INSTRUCTION »
Can you write out all the lines word for word, with no pictures?

_ _ _ _ _ _ _

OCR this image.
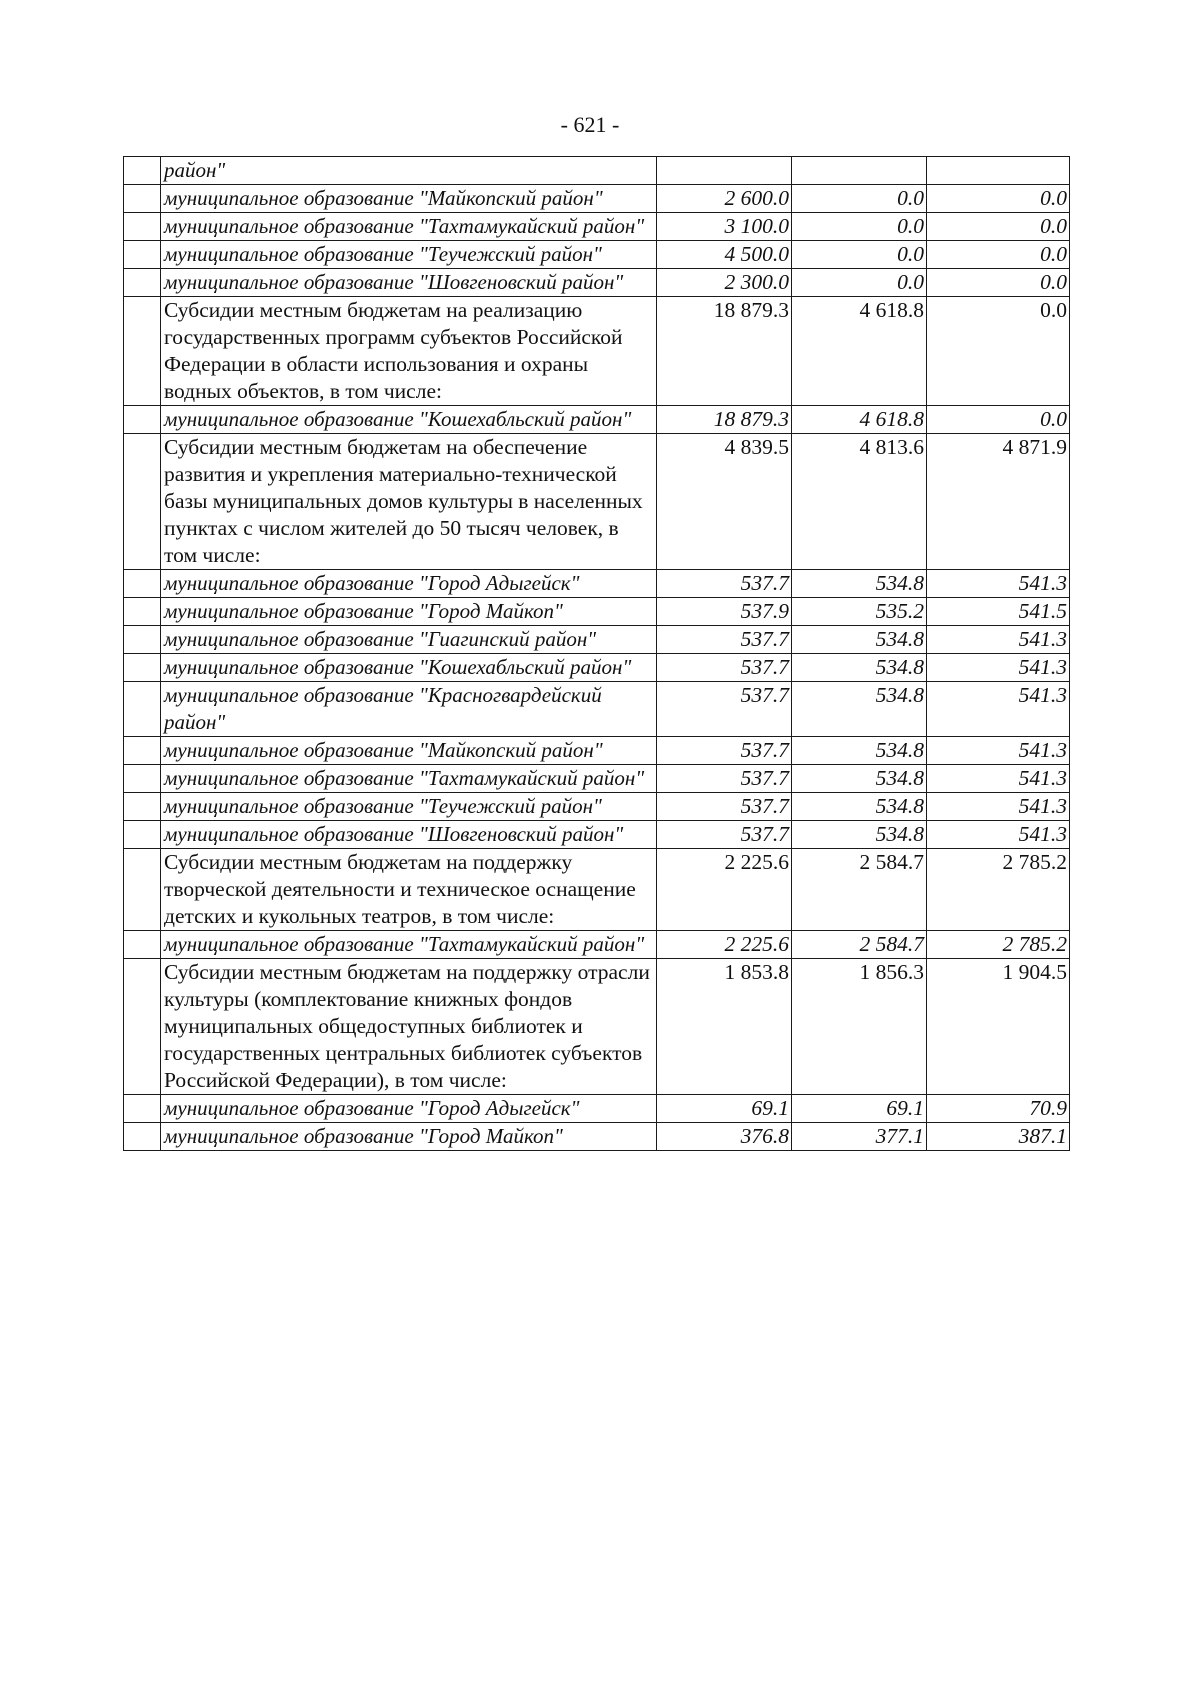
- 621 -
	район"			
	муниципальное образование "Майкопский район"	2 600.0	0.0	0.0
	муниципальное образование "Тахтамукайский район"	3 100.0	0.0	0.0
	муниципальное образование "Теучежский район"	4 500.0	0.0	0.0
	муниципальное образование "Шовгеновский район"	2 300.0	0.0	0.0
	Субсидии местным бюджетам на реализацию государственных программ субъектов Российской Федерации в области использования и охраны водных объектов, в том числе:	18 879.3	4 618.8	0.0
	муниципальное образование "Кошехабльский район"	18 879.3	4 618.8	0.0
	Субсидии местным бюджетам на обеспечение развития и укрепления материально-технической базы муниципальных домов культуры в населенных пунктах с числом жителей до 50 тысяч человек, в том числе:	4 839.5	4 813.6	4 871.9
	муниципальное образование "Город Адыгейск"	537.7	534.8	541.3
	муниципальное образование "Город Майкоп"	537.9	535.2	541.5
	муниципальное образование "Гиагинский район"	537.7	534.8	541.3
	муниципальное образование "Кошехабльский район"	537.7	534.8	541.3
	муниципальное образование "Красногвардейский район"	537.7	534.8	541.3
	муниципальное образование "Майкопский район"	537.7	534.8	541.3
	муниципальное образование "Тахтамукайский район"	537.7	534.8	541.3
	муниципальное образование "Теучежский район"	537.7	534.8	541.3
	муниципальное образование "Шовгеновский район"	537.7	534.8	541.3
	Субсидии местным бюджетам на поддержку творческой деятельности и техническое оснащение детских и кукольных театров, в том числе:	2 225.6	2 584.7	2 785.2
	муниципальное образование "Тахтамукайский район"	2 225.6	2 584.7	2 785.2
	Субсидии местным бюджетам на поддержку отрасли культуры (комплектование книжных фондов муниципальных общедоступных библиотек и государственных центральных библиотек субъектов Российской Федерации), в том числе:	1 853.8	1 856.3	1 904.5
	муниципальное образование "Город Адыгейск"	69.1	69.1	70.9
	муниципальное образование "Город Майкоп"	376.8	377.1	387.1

_ _ _ _ _ _ _

THE ANSWER »
OCR this image.
- 621 -
	район"			
	муниципальное образование "Майкопский район"	2 600.0	0.0	0.0
	муниципальное образование "Тахтамукайский район"	3 100.0	0.0	0.0
	муниципальное образование "Теучежский район"	4 500.0	0.0	0.0
	муниципальное образование "Шовгеновский район"	2 300.0	0.0	0.0
	Субсидии местным бюджетам на реализацию государственных программ субъектов Российской Федерации в области использования и охраны водных объектов, в том числе:	18 879.3	4 618.8	0.0
	муниципальное образование "Кошехабльский район"	18 879.3	4 618.8	0.0
	Субсидии местным бюджетам на обеспечение развития и укрепления материально-технической базы муниципальных домов культуры в населенных пунктах с числом жителей до 50 тысяч человек, в том числе:	4 839.5	4 813.6	4 871.9
	муниципальное образование "Город Адыгейск"	537.7	534.8	541.3
	муниципальное образование "Город Майкоп"	537.9	535.2	541.5
	муниципальное образование "Гиагинский район"	537.7	534.8	541.3
	муниципальное образование "Кошехабльский район"	537.7	534.8	541.3
	муниципальное образование "Красногвардейский район"	537.7	534.8	541.3
	муниципальное образование "Майкопский район"	537.7	534.8	541.3
	муниципальное образование "Тахтамукайский район"	537.7	534.8	541.3
	муниципальное образование "Теучежский район"	537.7	534.8	541.3
	муниципальное образование "Шовгеновский район"	537.7	534.8	541.3
	Субсидии местным бюджетам на поддержку творческой деятельности и техническое оснащение детских и кукольных театров, в том числе:	2 225.6	2 584.7	2 785.2
	муниципальное образование "Тахтамукайский район"	2 225.6	2 584.7	2 785.2
	Субсидии местным бюджетам на поддержку отрасли культуры (комплектование книжных фондов муниципальных общедоступных библиотек и государственных центральных библиотек субъектов Российской Федерации), в том числе:	1 853.8	1 856.3	1 904.5
	муниципальное образование "Город Адыгейск"	69.1	69.1	70.9
	муниципальное образование "Город Майкоп"	376.8	377.1	387.1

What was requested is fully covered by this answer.